* Given instruction *
Please quote every line word for word.

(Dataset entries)
— Begin —

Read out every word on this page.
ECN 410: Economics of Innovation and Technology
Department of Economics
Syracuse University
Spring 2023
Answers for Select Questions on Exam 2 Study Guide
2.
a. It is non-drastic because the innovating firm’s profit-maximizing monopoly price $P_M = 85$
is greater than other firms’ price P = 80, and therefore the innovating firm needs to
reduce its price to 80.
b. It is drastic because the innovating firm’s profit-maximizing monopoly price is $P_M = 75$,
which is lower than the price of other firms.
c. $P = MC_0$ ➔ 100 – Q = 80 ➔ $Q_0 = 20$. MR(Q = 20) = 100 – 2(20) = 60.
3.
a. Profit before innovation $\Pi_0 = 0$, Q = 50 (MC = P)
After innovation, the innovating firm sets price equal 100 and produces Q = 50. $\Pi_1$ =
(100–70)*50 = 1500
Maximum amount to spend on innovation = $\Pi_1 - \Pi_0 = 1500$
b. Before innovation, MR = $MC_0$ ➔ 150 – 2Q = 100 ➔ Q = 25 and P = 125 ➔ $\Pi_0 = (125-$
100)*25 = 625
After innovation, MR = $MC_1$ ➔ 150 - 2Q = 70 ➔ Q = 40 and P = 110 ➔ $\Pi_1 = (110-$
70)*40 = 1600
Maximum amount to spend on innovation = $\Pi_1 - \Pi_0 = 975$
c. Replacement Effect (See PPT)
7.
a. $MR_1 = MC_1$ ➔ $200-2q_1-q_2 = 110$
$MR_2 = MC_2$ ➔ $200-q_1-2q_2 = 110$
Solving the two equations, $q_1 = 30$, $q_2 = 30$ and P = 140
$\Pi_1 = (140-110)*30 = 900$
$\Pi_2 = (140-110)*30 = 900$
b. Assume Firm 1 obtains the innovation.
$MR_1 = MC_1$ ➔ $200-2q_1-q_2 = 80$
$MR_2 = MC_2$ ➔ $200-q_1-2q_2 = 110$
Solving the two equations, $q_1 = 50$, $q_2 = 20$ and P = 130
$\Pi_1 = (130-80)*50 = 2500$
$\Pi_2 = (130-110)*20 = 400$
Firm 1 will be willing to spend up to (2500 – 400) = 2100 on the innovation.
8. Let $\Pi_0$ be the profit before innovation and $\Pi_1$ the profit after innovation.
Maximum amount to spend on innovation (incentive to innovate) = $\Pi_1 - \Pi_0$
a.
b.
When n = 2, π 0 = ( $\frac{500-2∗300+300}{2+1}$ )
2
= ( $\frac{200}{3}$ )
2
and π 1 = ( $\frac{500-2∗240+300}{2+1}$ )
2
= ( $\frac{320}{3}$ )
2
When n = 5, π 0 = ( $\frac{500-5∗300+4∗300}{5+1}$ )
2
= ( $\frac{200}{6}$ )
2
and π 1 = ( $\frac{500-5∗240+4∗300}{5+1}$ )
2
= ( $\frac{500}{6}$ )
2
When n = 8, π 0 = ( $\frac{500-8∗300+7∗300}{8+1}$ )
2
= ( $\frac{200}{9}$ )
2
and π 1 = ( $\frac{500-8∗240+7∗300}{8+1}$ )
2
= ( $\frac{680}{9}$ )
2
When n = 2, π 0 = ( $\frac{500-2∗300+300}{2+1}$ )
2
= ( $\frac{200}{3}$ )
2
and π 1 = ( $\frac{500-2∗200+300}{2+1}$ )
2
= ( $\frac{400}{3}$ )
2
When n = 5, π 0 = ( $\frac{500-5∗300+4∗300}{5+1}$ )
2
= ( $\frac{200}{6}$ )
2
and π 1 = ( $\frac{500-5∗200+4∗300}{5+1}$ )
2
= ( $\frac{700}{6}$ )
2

— End —

* Reply *
Read out every word on this page.
ECN 410: Economics of Innovation and Technology
Department of Economics
Syracuse University
Spring 2023
Answers for Select Questions on Exam 2 Study Guide
2.
a. It is non-drastic because the innovating firm’s profit-maximizing monopoly price $P_M = 85$
is greater than other firms’ price P = 80, and therefore the innovating firm needs to
reduce its price to 80.
b. It is drastic because the innovating firm’s profit-maximizing monopoly price is $P_M = 75$,
which is lower than the price of other firms.
c. $P = MC_0$ ➔ 100 – Q = 80 ➔ $Q_0 = 20$. MR(Q = 20) = 100 – 2(20) = 60.
3.
a. Profit before innovation $\Pi_0 = 0$, Q = 50 (MC = P)
After innovation, the innovating firm sets price equal 100 and produces Q = 50. $\Pi_1$ =
(100–70)*50 = 1500
Maximum amount to spend on innovation = $\Pi_1 - \Pi_0 = 1500$
b. Before innovation, MR = $MC_0$ ➔ 150 – 2Q = 100 ➔ Q = 25 and P = 125 ➔ $\Pi_0 = (125-$
100)*25 = 625
After innovation, MR = $MC_1$ ➔ 150 - 2Q = 70 ➔ Q = 40 and P = 110 ➔ $\Pi_1 = (110-$
70)*40 = 1600
Maximum amount to spend on innovation = $\Pi_1 - \Pi_0 = 975$
c. Replacement Effect (See PPT)
7.
a. $MR_1 = MC_1$ ➔ $200-2q_1-q_2 = 110$
$MR_2 = MC_2$ ➔ $200-q_1-2q_2 = 110$
Solving the two equations, $q_1 = 30$, $q_2 = 30$ and P = 140
$\Pi_1 = (140-110)*30 = 900$
$\Pi_2 = (140-110)*30 = 900$
b. Assume Firm 1 obtains the innovation.
$MR_1 = MC_1$ ➔ $200-2q_1-q_2 = 80$
$MR_2 = MC_2$ ➔ $200-q_1-2q_2 = 110$
Solving the two equations, $q_1 = 50$, $q_2 = 20$ and P = 130
$\Pi_1 = (130-80)*50 = 2500$
$\Pi_2 = (130-110)*20 = 400$
Firm 1 will be willing to spend up to (2500 – 400) = 2100 on the innovation.
8. Let $\Pi_0$ be the profit before innovation and $\Pi_1$ the profit after innovation.
Maximum amount to spend on innovation (incentive to innovate) = $\Pi_1 - \Pi_0$
a.
b.
When n = 2, π 0 = ( $\frac{500-2∗300+300}{2+1}$ )
2
= ( $\frac{200}{3}$ )
2
and π 1 = ( $\frac{500-2∗240+300}{2+1}$ )
2
= ( $\frac{320}{3}$ )
2
When n = 5, π 0 = ( $\frac{500-5∗300+4∗300}{5+1}$ )
2
= ( $\frac{200}{6}$ )
2
and π 1 = ( $\frac{500-5∗240+4∗300}{5+1}$ )
2
= ( $\frac{500}{6}$ )
2
When n = 8, π 0 = ( $\frac{500-8∗300+7∗300}{8+1}$ )
2
= ( $\frac{200}{9}$ )
2
and π 1 = ( $\frac{500-8∗240+7∗300}{8+1}$ )
2
= ( $\frac{680}{9}$ )
2
When n = 2, π 0 = ( $\frac{500-2∗300+300}{2+1}$ )
2
= ( $\frac{200}{3}$ )
2
and π 1 = ( $\frac{500-2∗200+300}{2+1}$ )
2
= ( $\frac{400}{3}$ )
2
When n = 5, π 0 = ( $\frac{500-5∗300+4∗300}{5+1}$ )
2
= ( $\frac{200}{6}$ )
2
and π 1 = ( $\frac{500-5∗200+4∗300}{5+1}$ )
2
= ( $\frac{700}{6}$ )
2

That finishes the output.